| REQUIREMENTS |
Copy every entry exactly.

#### SUPPLIED INFORMATION ####

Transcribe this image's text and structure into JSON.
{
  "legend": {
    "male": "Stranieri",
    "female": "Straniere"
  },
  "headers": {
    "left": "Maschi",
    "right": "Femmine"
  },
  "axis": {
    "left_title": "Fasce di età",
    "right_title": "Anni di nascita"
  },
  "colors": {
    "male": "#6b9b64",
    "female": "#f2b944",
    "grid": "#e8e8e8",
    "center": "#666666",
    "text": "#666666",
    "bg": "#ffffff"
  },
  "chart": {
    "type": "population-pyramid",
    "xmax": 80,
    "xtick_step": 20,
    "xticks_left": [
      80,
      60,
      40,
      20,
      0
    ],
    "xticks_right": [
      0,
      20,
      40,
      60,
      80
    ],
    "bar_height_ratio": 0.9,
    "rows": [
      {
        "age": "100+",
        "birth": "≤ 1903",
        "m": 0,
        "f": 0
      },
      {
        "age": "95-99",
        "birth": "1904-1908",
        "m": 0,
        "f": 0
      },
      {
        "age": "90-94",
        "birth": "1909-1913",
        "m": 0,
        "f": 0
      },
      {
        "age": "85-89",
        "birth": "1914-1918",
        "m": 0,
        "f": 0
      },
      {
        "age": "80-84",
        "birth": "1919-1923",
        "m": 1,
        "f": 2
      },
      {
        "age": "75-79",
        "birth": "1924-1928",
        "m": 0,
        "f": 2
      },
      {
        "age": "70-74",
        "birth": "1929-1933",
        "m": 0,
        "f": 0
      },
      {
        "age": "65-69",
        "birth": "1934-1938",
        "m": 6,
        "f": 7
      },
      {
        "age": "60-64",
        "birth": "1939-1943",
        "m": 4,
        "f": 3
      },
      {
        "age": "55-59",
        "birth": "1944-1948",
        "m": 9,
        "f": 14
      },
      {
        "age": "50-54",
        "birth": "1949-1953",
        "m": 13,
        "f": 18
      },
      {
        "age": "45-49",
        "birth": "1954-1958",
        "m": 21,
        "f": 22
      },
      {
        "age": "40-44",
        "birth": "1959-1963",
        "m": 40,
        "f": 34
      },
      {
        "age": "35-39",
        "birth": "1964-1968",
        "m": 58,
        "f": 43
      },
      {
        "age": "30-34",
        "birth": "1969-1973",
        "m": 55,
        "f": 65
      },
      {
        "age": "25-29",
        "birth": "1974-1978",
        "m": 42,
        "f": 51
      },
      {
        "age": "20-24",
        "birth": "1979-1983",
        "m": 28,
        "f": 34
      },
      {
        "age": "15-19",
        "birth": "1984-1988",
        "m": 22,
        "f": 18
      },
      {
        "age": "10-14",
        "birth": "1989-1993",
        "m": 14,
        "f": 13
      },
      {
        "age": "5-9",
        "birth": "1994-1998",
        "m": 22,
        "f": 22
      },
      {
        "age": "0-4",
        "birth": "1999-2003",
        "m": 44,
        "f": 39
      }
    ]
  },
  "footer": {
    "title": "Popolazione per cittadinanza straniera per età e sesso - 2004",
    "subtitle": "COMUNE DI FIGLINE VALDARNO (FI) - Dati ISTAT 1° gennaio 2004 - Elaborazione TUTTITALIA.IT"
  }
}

####

| WRITTEN ANSWER |
Transcribe this image's text and structure into JSON.
{
  "legend": {
    "male": "Stranieri",
    "female": "Straniere"
  },
  "headers": {
    "left": "Maschi",
    "right": "Femmine"
  },
  "axis": {
    "left_title": "Fasce di età",
    "right_title": "Anni di nascita"
  },
  "colors": {
    "male": "#6b9b64",
    "female": "#f2b944",
    "grid": "#e8e8e8",
    "center": "#666666",
    "text": "#666666",
    "bg": "#ffffff"
  },
  "chart": {
    "type": "population-pyramid",
    "xmax": 80,
    "xtick_step": 20,
    "xticks_left": [
      80,
      60,
      40,
      20,
      0
    ],
    "xticks_right": [
      0,
      20,
      40,
      60,
      80
    ],
    "bar_height_ratio": 0.9,
    "rows": [
      {
        "age": "100+",
        "birth": "≤ 1903",
        "m": 0,
        "f": 0
      },
      {
        "age": "95-99",
        "birth": "1904-1908",
        "m": 0,
        "f": 0
      },
      {
        "age": "90-94",
        "birth": "1909-1913",
        "m": 0,
        "f": 0
      },
      {
        "age": "85-89",
        "birth": "1914-1918",
        "m": 0,
        "f": 0
      },
      {
        "age": "80-84",
        "birth": "1919-1923",
        "m": 1,
        "f": 2
      },
      {
        "age": "75-79",
        "birth": "1924-1928",
        "m": 0,
        "f": 2
      },
      {
        "age": "70-74",
        "birth": "1929-1933",
        "m": 0,
        "f": 0
      },
      {
        "age": "65-69",
        "birth": "1934-1938",
        "m": 6,
        "f": 7
      },
      {
        "age": "60-64",
        "birth": "1939-1943",
        "m": 4,
        "f": 3
      },
      {
        "age": "55-59",
        "birth": "1944-1948",
        "m": 9,
        "f": 14
      },
      {
        "age": "50-54",
        "birth": "1949-1953",
        "m": 13,
        "f": 18
      },
      {
        "age": "45-49",
        "birth": "1954-1958",
        "m": 21,
        "f": 22
      },
      {
        "age": "40-44",
        "birth": "1959-1963",
        "m": 40,
        "f": 34
      },
      {
        "age": "35-39",
        "birth": "1964-1968",
        "m": 58,
        "f": 43
      },
      {
        "age": "30-34",
        "birth": "1969-1973",
        "m": 55,
        "f": 65
      },
      {
        "age": "25-29",
        "birth": "1974-1978",
        "m": 42,
        "f": 51
      },
      {
        "age": "20-24",
        "birth": "1979-1983",
        "m": 28,
        "f": 34
      },
      {
        "age": "15-19",
        "birth": "1984-1988",
        "m": 22,
        "f": 18
      },
      {
        "age": "10-14",
        "birth": "1989-1993",
        "m": 14,
        "f": 13
      },
      {
        "age": "5-9",
        "birth": "1994-1998",
        "m": 22,
        "f": 22
      },
      {
        "age": "0-4",
        "birth": "1999-2003",
        "m": 44,
        "f": 39
      }
    ]
  },
  "footer": {
    "title": "Popolazione per cittadinanza straniera per età e sesso - 2004",
    "subtitle": "COMUNE DI FIGLINE VALDARNO (FI) - Dati ISTAT 1° gennaio 2004 - Elaborazione TUTTITALIA.IT"
  }
}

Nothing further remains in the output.